- [Exercise directions]:
Quote every line from the first one down through the line containing "The line 86 is at (287, 325).", including both.

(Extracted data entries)
========================================

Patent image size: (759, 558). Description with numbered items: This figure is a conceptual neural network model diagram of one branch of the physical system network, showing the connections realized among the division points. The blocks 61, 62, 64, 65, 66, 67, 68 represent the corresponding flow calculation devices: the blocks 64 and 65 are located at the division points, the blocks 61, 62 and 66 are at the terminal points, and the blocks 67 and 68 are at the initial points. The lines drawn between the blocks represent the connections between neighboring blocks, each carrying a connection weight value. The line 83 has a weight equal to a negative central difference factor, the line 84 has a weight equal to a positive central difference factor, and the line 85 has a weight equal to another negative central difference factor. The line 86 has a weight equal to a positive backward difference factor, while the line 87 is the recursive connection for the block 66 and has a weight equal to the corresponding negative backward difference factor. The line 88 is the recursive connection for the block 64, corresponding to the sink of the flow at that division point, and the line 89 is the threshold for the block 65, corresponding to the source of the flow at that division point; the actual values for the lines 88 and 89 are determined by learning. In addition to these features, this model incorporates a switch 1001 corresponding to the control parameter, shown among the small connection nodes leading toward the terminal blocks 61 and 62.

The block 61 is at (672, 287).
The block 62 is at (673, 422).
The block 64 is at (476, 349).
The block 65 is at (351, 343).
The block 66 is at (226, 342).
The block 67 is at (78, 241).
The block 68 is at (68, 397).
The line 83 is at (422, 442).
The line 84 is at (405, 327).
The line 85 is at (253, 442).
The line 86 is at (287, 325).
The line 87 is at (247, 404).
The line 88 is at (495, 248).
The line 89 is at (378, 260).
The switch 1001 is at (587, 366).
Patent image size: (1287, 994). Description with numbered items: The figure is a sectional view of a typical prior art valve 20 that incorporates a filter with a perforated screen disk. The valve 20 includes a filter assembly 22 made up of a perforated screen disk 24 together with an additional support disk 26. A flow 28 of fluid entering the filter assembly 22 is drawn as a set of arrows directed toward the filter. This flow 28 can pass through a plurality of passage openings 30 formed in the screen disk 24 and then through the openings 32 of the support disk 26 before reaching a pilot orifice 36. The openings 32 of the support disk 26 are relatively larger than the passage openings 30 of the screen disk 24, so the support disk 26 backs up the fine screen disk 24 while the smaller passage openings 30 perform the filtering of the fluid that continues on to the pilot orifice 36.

========================================

- [Task solution]:
Patent image size: (759, 558). Description with numbered items: This figure is a conceptual neural network model diagram of one branch of the physical system network, showing the connections realized among the division points. The blocks 61, 62, 64, 65, 66, 67, 68 represent the corresponding flow calculation devices: the blocks 64 and 65 are located at the division points, the blocks 61, 62 and 66 are at the terminal points, and the blocks 67 and 68 are at the initial points. The lines drawn between the blocks represent the connections between neighboring blocks, each carrying a connection weight value. The line 83 has a weight equal to a negative central difference factor, the line 84 has a weight equal to a positive central difference factor, and the line 85 has a weight equal to another negative central difference factor. The line 86 has a weight equal to a positive backward difference factor, while the line 87 is the recursive connection for the block 66 and has a weight equal to the corresponding negative backward difference factor. The line 88 is the recursive connection for the block 64, corresponding to the sink of the flow at that division point, and the line 89 is the threshold for the block 65, corresponding to the source of the flow at that division point; the actual values for the lines 88 and 89 are determined by learning. In addition to these features, this model incorporates a switch 1001 corresponding to the control parameter, shown among the small connection nodes leading toward the terminal blocks 61 and 62.

The block 61 is at (672, 287).
The block 62 is at (673, 422).
The block 64 is at (476, 349).
The block 65 is at (351, 343).
The block 66 is at (226, 342).
The block 67 is at (78, 241).
The block 68 is at (68, 397).
The line 83 is at (422, 442).
The line 84 is at (405, 327).
The line 85 is at (253, 442).
The line 86 is at (287, 325).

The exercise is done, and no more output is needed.